**Material provided:**

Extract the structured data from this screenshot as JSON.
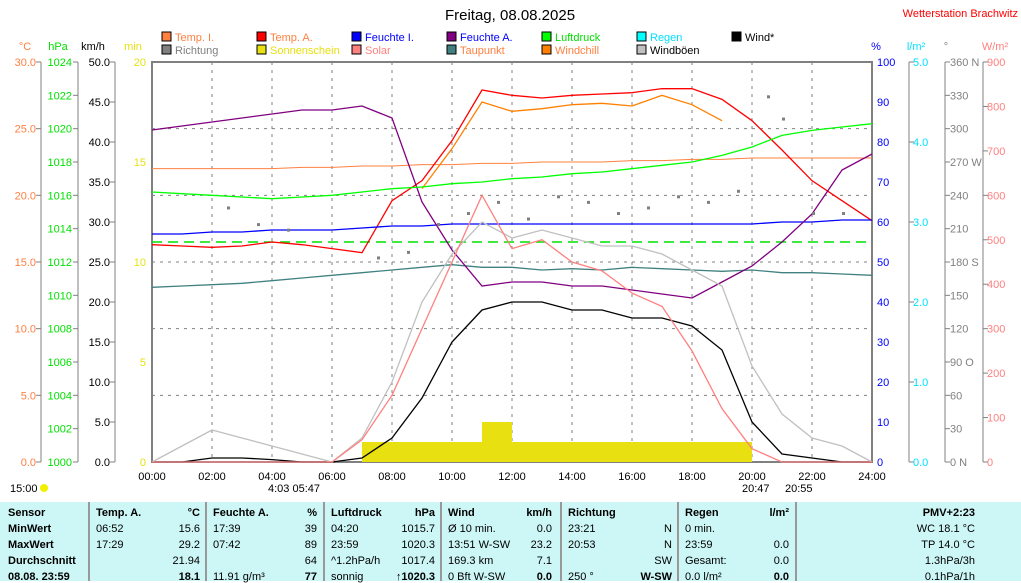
{
  "header": {
    "title": "Freitag, 08.08.2025",
    "station": "Wetterstation Brachwitz"
  },
  "legend": [
    {
      "label": "Temp. I.",
      "color": "#ff8040",
      "text": "#ff8040"
    },
    {
      "label": "Temp. A.",
      "color": "#ff0000",
      "text": "#ff8040"
    },
    {
      "label": "Feuchte I.",
      "color": "#0000ff",
      "text": "#0000ff"
    },
    {
      "label": "Feuchte A.",
      "color": "#800080",
      "text": "#0000ff"
    },
    {
      "label": "Luftdruck",
      "color": "#00ff00",
      "text": "#00e000"
    },
    {
      "label": "Regen",
      "color": "#00ffff",
      "text": "#00e0ff"
    },
    {
      "label": "Wind*",
      "color": "#000000",
      "text": "#000000"
    },
    {
      "label": "Richtung",
      "color": "#808080",
      "text": "#808080"
    },
    {
      "label": "Sonnenschein",
      "color": "#e8e010",
      "text": "#e8e010"
    },
    {
      "label": "Solar",
      "color": "#ff8080",
      "text": "#ff8080"
    },
    {
      "label": "Taupunkt",
      "color": "#408080",
      "text": "#ff8040"
    },
    {
      "label": "Windchill",
      "color": "#ff8000",
      "text": "#ff8040"
    },
    {
      "label": "Windböen",
      "color": "#c0c0c0",
      "text": "#000000"
    }
  ],
  "chart_data": {
    "type": "line",
    "title": "Freitag, 08.08.2025",
    "x_ticks": [
      "00:00",
      "02:00",
      "04:00",
      "06:00",
      "08:00",
      "10:00",
      "12:00",
      "14:00",
      "16:00",
      "18:00",
      "20:00",
      "22:00",
      "24:00"
    ],
    "x_hours": [
      0,
      1,
      2,
      3,
      4,
      5,
      6,
      7,
      8,
      9,
      10,
      11,
      12,
      13,
      14,
      15,
      16,
      17,
      18,
      19,
      20,
      21,
      22,
      23,
      24
    ],
    "axes": {
      "celsius": {
        "unit": "°C",
        "range": [
          0,
          30
        ],
        "ticks": [
          "30.0",
          "25.0",
          "20.0",
          "15.0",
          "10.0",
          "5.0",
          "0.0"
        ],
        "color": "#ff8040"
      },
      "hpa": {
        "unit": "hPa",
        "range": [
          1000,
          1024
        ],
        "ticks": [
          "1024",
          "1022",
          "1020",
          "1018",
          "1016",
          "1014",
          "1012",
          "1010",
          "1008",
          "1006",
          "1004",
          "1002",
          "1000"
        ],
        "color": "#00e000"
      },
      "kmh": {
        "unit": "km/h",
        "range": [
          0,
          50
        ],
        "ticks": [
          "50.0",
          "45.0",
          "40.0",
          "35.0",
          "30.0",
          "25.0",
          "20.0",
          "15.0",
          "10.0",
          "5.0",
          "0.0"
        ],
        "color": "#000000"
      },
      "min": {
        "unit": "min",
        "range": [
          0,
          20
        ],
        "ticks": [
          "20",
          "15",
          "10",
          "5",
          "0"
        ],
        "color": "#e8e010"
      },
      "pct": {
        "unit": "%",
        "range": [
          0,
          100
        ],
        "ticks": [
          "100",
          "90",
          "80",
          "70",
          "60",
          "50",
          "40",
          "30",
          "20",
          "10",
          "0"
        ],
        "color": "#0000ff"
      },
      "rain": {
        "unit": "l/m²",
        "range": [
          0,
          5
        ],
        "ticks": [
          "5.0",
          "4.0",
          "3.0",
          "2.0",
          "1.0",
          "0.0"
        ],
        "color": "#00e0ff"
      },
      "deg": {
        "unit": "°",
        "range": [
          0,
          360
        ],
        "ticks": [
          "360 N",
          "330",
          "300",
          "270 W",
          "240",
          "210",
          "180 S",
          "150",
          "120",
          "90  O",
          "60",
          "30",
          "0    N"
        ],
        "color": "#808080"
      },
      "solar": {
        "unit": "W/m²",
        "range": [
          0,
          900
        ],
        "ticks": [
          "900",
          "800",
          "700",
          "600",
          "500",
          "400",
          "300",
          "200",
          "100",
          "0"
        ],
        "color": "#ff8080"
      }
    },
    "series": [
      {
        "name": "Temp. I.",
        "axis": "celsius",
        "values": [
          22,
          22,
          22,
          22,
          22,
          22.1,
          22.1,
          22.2,
          22.2,
          22.3,
          22.3,
          22.4,
          22.4,
          22.5,
          22.5,
          22.5,
          22.6,
          22.6,
          22.7,
          22.7,
          22.8,
          22.8,
          22.8,
          22.8,
          22.8
        ]
      },
      {
        "name": "Temp. A.",
        "axis": "celsius",
        "values": [
          16.3,
          16.2,
          16.1,
          16.2,
          16.5,
          16.3,
          16.0,
          15.7,
          19.6,
          21.1,
          24.1,
          27.9,
          27.5,
          27.3,
          27.5,
          27.6,
          27.7,
          28.0,
          28.0,
          27.2,
          25.6,
          23.4,
          21.1,
          19.6,
          18.1
        ]
      },
      {
        "name": "Windchill",
        "axis": "celsius",
        "values": [
          null,
          null,
          null,
          null,
          null,
          null,
          null,
          null,
          null,
          20.5,
          23.5,
          27,
          26.3,
          26.5,
          26.8,
          26.9,
          26.7,
          27.5,
          26.8,
          25.6,
          null,
          null,
          null,
          null,
          null
        ]
      },
      {
        "name": "Taupunkt",
        "axis": "celsius",
        "values": [
          13.1,
          13.2,
          13.3,
          13.4,
          13.6,
          13.8,
          14.0,
          14.2,
          14.4,
          14.6,
          14.8,
          14.6,
          14.6,
          14.4,
          14.5,
          14.4,
          14.6,
          14.5,
          14.4,
          14.3,
          14.4,
          14.2,
          14.2,
          14.1,
          14.0
        ]
      },
      {
        "name": "Feuchte I.",
        "axis": "pct",
        "values": [
          57,
          57,
          57.5,
          57.5,
          58,
          58,
          58,
          58.5,
          59,
          59,
          59.5,
          59.5,
          59.5,
          59.5,
          59.5,
          59.5,
          59.5,
          59.5,
          59.5,
          59.5,
          59.5,
          60,
          60,
          60.5,
          60.5
        ]
      },
      {
        "name": "Feuchte A.",
        "axis": "pct",
        "values": [
          83,
          84,
          85,
          86,
          87,
          88,
          88,
          89,
          86,
          65,
          53,
          44,
          45,
          45,
          44,
          44,
          43,
          42,
          41,
          45,
          49,
          55,
          62,
          73,
          77
        ]
      },
      {
        "name": "Luftdruck",
        "axis": "hpa",
        "values": [
          1016.2,
          1016.1,
          1016.0,
          1015.9,
          1015.8,
          1015.9,
          1016.0,
          1016.2,
          1016.4,
          1016.5,
          1016.7,
          1016.8,
          1017.0,
          1017.1,
          1017.3,
          1017.4,
          1017.6,
          1017.8,
          1018.0,
          1018.4,
          1018.9,
          1019.6,
          1019.9,
          1020.1,
          1020.3
        ]
      },
      {
        "name": "Wind*",
        "axis": "kmh",
        "values": [
          0,
          0,
          0.5,
          0.5,
          0.3,
          0,
          0,
          0.5,
          3,
          8,
          15,
          19,
          20,
          20,
          19,
          19,
          18,
          18,
          17,
          14,
          5,
          1,
          0.5,
          0,
          0
        ]
      },
      {
        "name": "Windböen",
        "axis": "kmh",
        "values": [
          0,
          2,
          4,
          3,
          2,
          1,
          0,
          3,
          10,
          20,
          26,
          30,
          28,
          29,
          28,
          27,
          27,
          26,
          24,
          22,
          12,
          6,
          3,
          2,
          0
        ]
      },
      {
        "name": "Solar",
        "axis": "solar",
        "values": [
          0,
          0,
          0,
          0,
          0,
          0,
          0,
          50,
          150,
          300,
          450,
          600,
          480,
          500,
          450,
          430,
          380,
          350,
          250,
          120,
          30,
          0,
          0,
          0,
          0
        ]
      },
      {
        "name": "Sonnenschein",
        "axis": "min",
        "values": [
          0,
          0,
          0,
          0,
          0,
          0,
          0,
          1,
          1,
          1,
          1,
          2,
          1,
          1,
          1,
          1,
          1,
          1,
          1,
          1,
          0,
          0,
          0,
          0,
          0
        ]
      }
    ],
    "richtung_points": [
      [
        2.5,
        230
      ],
      [
        3.5,
        215
      ],
      [
        4.5,
        210
      ],
      [
        7.5,
        185
      ],
      [
        8.5,
        190
      ],
      [
        9.5,
        215
      ],
      [
        10.5,
        225
      ],
      [
        11.5,
        235
      ],
      [
        12.5,
        220
      ],
      [
        13.5,
        240
      ],
      [
        14.5,
        235
      ],
      [
        15.5,
        225
      ],
      [
        16.5,
        230
      ],
      [
        17.5,
        240
      ],
      [
        18.5,
        235
      ],
      [
        19.5,
        245
      ],
      [
        20.5,
        330
      ],
      [
        21,
        310
      ],
      [
        22,
        225
      ],
      [
        23,
        225
      ]
    ],
    "reference_line_pct": 55
  },
  "sun": {
    "left_time": "15:00",
    "rise": "4:03  05:47",
    "set": "20:47",
    "set2": "20:55"
  },
  "table": {
    "columns": [
      {
        "title": "Temp. A.",
        "unit": "°C",
        "rows": [
          [
            "06:52",
            "15.6"
          ],
          [
            "17:29",
            "29.2"
          ],
          [
            "",
            "21.94"
          ],
          [
            "",
            "18.1"
          ]
        ]
      },
      {
        "title": "Feuchte A.",
        "unit": "%",
        "rows": [
          [
            "17:39",
            "39"
          ],
          [
            "07:42",
            "89"
          ],
          [
            "",
            "64"
          ],
          [
            "11.91 g/m³",
            "77"
          ]
        ]
      },
      {
        "title": "Luftdruck",
        "unit": "hPa",
        "rows": [
          [
            "04:20",
            "1015.7"
          ],
          [
            "23:59",
            "1020.3"
          ],
          [
            "^1.2hPa/h",
            "1017.4"
          ],
          [
            "sonnig",
            "↑1020.3"
          ]
        ]
      },
      {
        "title": "Wind",
        "unit": "km/h",
        "rows": [
          [
            "Ø 10 min.",
            "0.0"
          ],
          [
            "13:51    W-SW",
            "23.2"
          ],
          [
            "169.3 km",
            "7.1"
          ],
          [
            "0 Bft W-SW",
            "0.0"
          ]
        ]
      },
      {
        "title": "Richtung",
        "unit": "",
        "rows": [
          [
            "23:21",
            "N"
          ],
          [
            "20:53",
            "N"
          ],
          [
            "",
            "SW"
          ],
          [
            "250 °",
            "W-SW"
          ]
        ]
      },
      {
        "title": "Regen",
        "unit": "l/m²",
        "rows": [
          [
            "0 min.",
            ""
          ],
          [
            "  23:59",
            "0.0"
          ],
          [
            "Gesamt:",
            "0.0"
          ],
          [
            "0.0 l/m²",
            "0.0"
          ]
        ]
      }
    ],
    "sensor_labels": [
      "Sensor",
      "MinWert",
      "MaxWert",
      "Durchschnitt",
      "08.08. 23:59"
    ],
    "extra": [
      "PMV+2:23",
      "WC 18.1 °C",
      "TP 14.0 °C",
      "1.3hPa/3h",
      "0.1hPa/1h"
    ]
  }
}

**Work to do:**
Of the lines in the material, how many hold the word "name"? Reply with the number only.

**Expected answer:**
11